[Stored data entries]
_____
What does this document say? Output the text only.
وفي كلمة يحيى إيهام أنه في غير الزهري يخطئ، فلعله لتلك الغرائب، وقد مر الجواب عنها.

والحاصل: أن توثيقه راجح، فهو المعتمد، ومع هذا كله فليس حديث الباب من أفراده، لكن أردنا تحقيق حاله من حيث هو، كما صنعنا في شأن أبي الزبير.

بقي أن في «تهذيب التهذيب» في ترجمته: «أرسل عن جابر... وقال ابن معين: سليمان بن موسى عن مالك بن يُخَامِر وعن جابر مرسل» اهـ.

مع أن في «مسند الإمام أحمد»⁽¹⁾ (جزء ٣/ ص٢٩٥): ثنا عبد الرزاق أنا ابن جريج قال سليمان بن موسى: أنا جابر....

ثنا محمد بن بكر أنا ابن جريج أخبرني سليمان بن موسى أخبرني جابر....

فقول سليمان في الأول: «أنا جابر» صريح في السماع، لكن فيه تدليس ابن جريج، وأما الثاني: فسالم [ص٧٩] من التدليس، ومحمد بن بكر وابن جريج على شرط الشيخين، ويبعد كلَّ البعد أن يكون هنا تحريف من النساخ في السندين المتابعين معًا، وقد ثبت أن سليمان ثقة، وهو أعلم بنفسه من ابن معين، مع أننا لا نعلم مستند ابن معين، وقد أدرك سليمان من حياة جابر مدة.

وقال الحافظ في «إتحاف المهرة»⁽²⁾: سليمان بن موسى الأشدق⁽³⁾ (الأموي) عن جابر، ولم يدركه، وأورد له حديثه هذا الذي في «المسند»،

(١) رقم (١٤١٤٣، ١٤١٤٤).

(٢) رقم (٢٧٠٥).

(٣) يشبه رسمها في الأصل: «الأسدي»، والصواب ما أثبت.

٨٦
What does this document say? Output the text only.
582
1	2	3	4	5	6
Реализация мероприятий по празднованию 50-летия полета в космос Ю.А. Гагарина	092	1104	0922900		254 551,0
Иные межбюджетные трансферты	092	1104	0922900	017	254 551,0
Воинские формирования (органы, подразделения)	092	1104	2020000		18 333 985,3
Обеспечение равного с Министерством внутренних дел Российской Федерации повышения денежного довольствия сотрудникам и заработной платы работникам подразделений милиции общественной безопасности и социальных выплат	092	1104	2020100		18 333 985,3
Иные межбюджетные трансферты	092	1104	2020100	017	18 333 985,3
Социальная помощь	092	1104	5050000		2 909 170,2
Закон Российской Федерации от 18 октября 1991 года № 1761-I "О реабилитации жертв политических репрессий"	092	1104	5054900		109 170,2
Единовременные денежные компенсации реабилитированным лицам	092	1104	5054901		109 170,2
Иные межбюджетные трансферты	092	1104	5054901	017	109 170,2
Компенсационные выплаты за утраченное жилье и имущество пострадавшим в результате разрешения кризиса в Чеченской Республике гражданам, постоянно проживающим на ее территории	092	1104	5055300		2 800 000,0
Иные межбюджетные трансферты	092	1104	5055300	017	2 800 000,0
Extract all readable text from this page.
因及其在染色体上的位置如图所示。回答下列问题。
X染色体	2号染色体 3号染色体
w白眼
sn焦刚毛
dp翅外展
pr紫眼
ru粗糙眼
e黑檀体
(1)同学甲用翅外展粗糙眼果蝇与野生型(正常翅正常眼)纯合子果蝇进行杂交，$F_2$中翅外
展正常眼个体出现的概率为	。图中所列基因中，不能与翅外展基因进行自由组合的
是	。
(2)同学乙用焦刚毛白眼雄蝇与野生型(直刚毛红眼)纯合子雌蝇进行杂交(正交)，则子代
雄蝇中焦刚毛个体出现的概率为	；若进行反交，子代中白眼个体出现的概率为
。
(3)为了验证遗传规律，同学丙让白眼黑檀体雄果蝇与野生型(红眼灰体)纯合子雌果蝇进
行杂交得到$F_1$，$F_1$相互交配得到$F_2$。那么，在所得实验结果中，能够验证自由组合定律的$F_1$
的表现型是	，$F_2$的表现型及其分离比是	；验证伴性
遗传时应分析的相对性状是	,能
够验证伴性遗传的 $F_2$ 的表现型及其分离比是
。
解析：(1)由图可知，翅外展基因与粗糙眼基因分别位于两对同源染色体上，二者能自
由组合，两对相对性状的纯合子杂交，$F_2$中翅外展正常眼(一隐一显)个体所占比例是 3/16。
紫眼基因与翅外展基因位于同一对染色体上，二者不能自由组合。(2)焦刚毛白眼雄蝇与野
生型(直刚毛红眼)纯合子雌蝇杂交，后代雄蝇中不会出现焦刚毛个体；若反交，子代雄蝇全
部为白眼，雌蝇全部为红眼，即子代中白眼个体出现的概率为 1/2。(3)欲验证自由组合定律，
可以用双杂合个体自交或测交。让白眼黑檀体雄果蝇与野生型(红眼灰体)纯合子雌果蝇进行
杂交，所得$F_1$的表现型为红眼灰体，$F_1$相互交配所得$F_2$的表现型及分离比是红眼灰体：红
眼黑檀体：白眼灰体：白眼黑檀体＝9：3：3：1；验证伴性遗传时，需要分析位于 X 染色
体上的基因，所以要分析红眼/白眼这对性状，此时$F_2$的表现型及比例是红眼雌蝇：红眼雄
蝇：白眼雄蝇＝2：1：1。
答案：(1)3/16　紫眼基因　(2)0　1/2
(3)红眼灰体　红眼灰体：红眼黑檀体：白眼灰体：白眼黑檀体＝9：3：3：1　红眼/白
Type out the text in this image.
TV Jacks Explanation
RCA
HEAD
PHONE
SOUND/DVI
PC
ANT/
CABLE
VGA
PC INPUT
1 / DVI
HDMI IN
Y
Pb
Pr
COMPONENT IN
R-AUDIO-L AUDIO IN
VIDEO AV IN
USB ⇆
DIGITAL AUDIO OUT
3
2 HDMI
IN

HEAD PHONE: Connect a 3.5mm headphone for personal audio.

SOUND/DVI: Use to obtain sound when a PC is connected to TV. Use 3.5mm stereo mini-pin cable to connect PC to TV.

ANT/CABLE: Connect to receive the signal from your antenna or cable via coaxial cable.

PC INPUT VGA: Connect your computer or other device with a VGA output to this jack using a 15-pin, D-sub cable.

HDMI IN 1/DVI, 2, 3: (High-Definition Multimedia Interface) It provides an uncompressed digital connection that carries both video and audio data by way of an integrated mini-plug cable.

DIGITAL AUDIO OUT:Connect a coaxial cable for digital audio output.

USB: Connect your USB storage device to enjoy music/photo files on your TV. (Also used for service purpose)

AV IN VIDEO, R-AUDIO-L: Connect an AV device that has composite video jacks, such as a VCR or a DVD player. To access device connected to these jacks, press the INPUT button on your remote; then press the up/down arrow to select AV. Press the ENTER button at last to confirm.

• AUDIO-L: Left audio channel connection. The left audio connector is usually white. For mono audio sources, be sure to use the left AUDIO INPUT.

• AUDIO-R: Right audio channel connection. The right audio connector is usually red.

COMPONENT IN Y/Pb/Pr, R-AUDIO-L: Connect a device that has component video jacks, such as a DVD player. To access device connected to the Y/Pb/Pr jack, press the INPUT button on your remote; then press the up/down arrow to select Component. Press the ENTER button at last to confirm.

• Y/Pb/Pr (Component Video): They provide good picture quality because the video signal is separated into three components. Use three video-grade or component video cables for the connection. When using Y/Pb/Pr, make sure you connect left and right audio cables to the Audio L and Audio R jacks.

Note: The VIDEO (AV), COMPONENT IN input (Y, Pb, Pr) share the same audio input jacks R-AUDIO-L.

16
_____
Every line above should be retyped exactly as given.

What does this document say? Output the text only.
وفي كلمة يحيى إيهام أنه في غير الزهري يخطئ، فلعله لتلك الغرائب، وقد مر الجواب عنها.

والحاصل: أن توثيقه راجح، فهو المعتمد، ومع هذا كله فليس حديث الباب من أفراده، لكن أردنا تحقيق حاله من حيث هو، كما صنعنا في شأن أبي الزبير.

بقي أن في «تهذيب التهذيب» في ترجمته: «أرسل عن جابر... وقال ابن معين: سليمان بن موسى عن مالك بن يُخَامِر وعن جابر مرسل» اهـ.

مع أن في «مسند الإمام أحمد»⁽¹⁾ (جزء ٣/ ص٢٩٥): ثنا عبد الرزاق أنا ابن جريج قال سليمان بن موسى: أنا جابر....

ثنا محمد بن بكر أنا ابن جريج أخبرني سليمان بن موسى أخبرني جابر....

فقول سليمان في الأول: «أنا جابر» صريح في السماع، لكن فيه تدليس ابن جريج، وأما الثاني: فسالم [ص٧٩] من التدليس، ومحمد بن بكر وابن جريج على شرط الشيخين، ويبعد كلَّ البعد أن يكون هنا تحريف من النساخ في السندين المتابعين معًا، وقد ثبت أن سليمان ثقة، وهو أعلم بنفسه من ابن معين، مع أننا لا نعلم مستند ابن معين، وقد أدرك سليمان من حياة جابر مدة.

وقال الحافظ في «إتحاف المهرة»⁽²⁾: سليمان بن موسى الأشدق⁽³⁾ (الأموي) عن جابر، ولم يدركه، وأورد له حديثه هذا الذي في «المسند»،

(١) رقم (١٤١٤٣، ١٤١٤٤).

(٢) رقم (٢٧٠٥).

(٣) يشبه رسمها في الأصل: «الأسدي»، والصواب ما أثبت.

٨٦
What does this document say? Output the text only.
582
1	2	3	4	5	6
Реализация мероприятий по празднованию 50-летия полета в космос Ю.А. Гагарина	092	1104	0922900		254 551,0
Иные межбюджетные трансферты	092	1104	0922900	017	254 551,0
Воинские формирования (органы, подразделения)	092	1104	2020000		18 333 985,3
Обеспечение равного с Министерством внутренних дел Российской Федерации повышения денежного довольствия сотрудникам и заработной платы работникам подразделений милиции общественной безопасности и социальных выплат	092	1104	2020100		18 333 985,3
Иные межбюджетные трансферты	092	1104	2020100	017	18 333 985,3
Социальная помощь	092	1104	5050000		2 909 170,2
Закон Российской Федерации от 18 октября 1991 года № 1761-I "О реабилитации жертв политических репрессий"	092	1104	5054900		109 170,2
Единовременные денежные компенсации реабилитированным лицам	092	1104	5054901		109 170,2
Иные межбюджетные трансферты	092	1104	5054901	017	109 170,2
Компенсационные выплаты за утраченное жилье и имущество пострадавшим в результате разрешения кризиса в Чеченской Республике гражданам, постоянно проживающим на ее территории	092	1104	5055300		2 800 000,0
Иные межбюджетные трансферты	092	1104	5055300	017	2 800 000,0
Extract all readable text from this page.
因及其在染色体上的位置如图所示。回答下列问题。
X染色体	2号染色体 3号染色体
w白眼
sn焦刚毛
dp翅外展
pr紫眼
ru粗糙眼
e黑檀体
(1)同学甲用翅外展粗糙眼果蝇与野生型(正常翅正常眼)纯合子果蝇进行杂交，$F_2$中翅外
展正常眼个体出现的概率为	。图中所列基因中，不能与翅外展基因进行自由组合的
是	。
(2)同学乙用焦刚毛白眼雄蝇与野生型(直刚毛红眼)纯合子雌蝇进行杂交(正交)，则子代
雄蝇中焦刚毛个体出现的概率为	；若进行反交，子代中白眼个体出现的概率为
。
(3)为了验证遗传规律，同学丙让白眼黑檀体雄果蝇与野生型(红眼灰体)纯合子雌果蝇进
行杂交得到$F_1$，$F_1$相互交配得到$F_2$。那么，在所得实验结果中，能够验证自由组合定律的$F_1$
的表现型是	，$F_2$的表现型及其分离比是	；验证伴性
遗传时应分析的相对性状是	,能
够验证伴性遗传的 $F_2$ 的表现型及其分离比是
。
解析：(1)由图可知，翅外展基因与粗糙眼基因分别位于两对同源染色体上，二者能自
由组合，两对相对性状的纯合子杂交，$F_2$中翅外展正常眼(一隐一显)个体所占比例是 3/16。
紫眼基因与翅外展基因位于同一对染色体上，二者不能自由组合。(2)焦刚毛白眼雄蝇与野
生型(直刚毛红眼)纯合子雌蝇杂交，后代雄蝇中不会出现焦刚毛个体；若反交，子代雄蝇全
部为白眼，雌蝇全部为红眼，即子代中白眼个体出现的概率为 1/2。(3)欲验证自由组合定律，
可以用双杂合个体自交或测交。让白眼黑檀体雄果蝇与野生型(红眼灰体)纯合子雌果蝇进行
杂交，所得$F_1$的表现型为红眼灰体，$F_1$相互交配所得$F_2$的表现型及分离比是红眼灰体：红
眼黑檀体：白眼灰体：白眼黑檀体＝9：3：3：1；验证伴性遗传时，需要分析位于 X 染色
体上的基因，所以要分析红眼/白眼这对性状，此时$F_2$的表现型及比例是红眼雌蝇：红眼雄
蝇：白眼雄蝇＝2：1：1。
答案：(1)3/16　紫眼基因　(2)0　1/2
(3)红眼灰体　红眼灰体：红眼黑檀体：白眼灰体：白眼黑檀体＝9：3：3：1　红眼/白
Type out the text in this image.
TV Jacks Explanation
RCA
HEAD
PHONE
SOUND/DVI
PC
ANT/
CABLE
VGA
PC INPUT
1 / DVI
HDMI IN
Y
Pb
Pr
COMPONENT IN
R-AUDIO-L AUDIO IN
VIDEO AV IN
USB ⇆
DIGITAL AUDIO OUT
3
2 HDMI
IN

HEAD PHONE: Connect a 3.5mm headphone for personal audio.

SOUND/DVI: Use to obtain sound when a PC is connected to TV. Use 3.5mm stereo mini-pin cable to connect PC to TV.

ANT/CABLE: Connect to receive the signal from your antenna or cable via coaxial cable.

PC INPUT VGA: Connect your computer or other device with a VGA output to this jack using a 15-pin, D-sub cable.

HDMI IN 1/DVI, 2, 3: (High-Definition Multimedia Interface) It provides an uncompressed digital connection that carries both video and audio data by way of an integrated mini-plug cable.

DIGITAL AUDIO OUT:Connect a coaxial cable for digital audio output.

USB: Connect your USB storage device to enjoy music/photo files on your TV. (Also used for service purpose)

AV IN VIDEO, R-AUDIO-L: Connect an AV device that has composite video jacks, such as a VCR or a DVD player. To access device connected to these jacks, press the INPUT button on your remote; then press the up/down arrow to select AV. Press the ENTER button at last to confirm.

• AUDIO-L: Left audio channel connection. The left audio connector is usually white. For mono audio sources, be sure to use the left AUDIO INPUT.

• AUDIO-R: Right audio channel connection. The right audio connector is usually red.

COMPONENT IN Y/Pb/Pr, R-AUDIO-L: Connect a device that has component video jacks, such as a DVD player. To access device connected to the Y/Pb/Pr jack, press the INPUT button on your remote; then press the up/down arrow to select Component. Press the ENTER button at last to confirm.

• Y/Pb/Pr (Component Video): They provide good picture quality because the video signal is separated into three components. Use three video-grade or component video cables for the connection. When using Y/Pb/Pr, make sure you connect left and right audio cables to the Audio L and Audio R jacks.

Note: The VIDEO (AV), COMPONENT IN input (Y, Pb, Pr) share the same audio input jacks R-AUDIO-L.

16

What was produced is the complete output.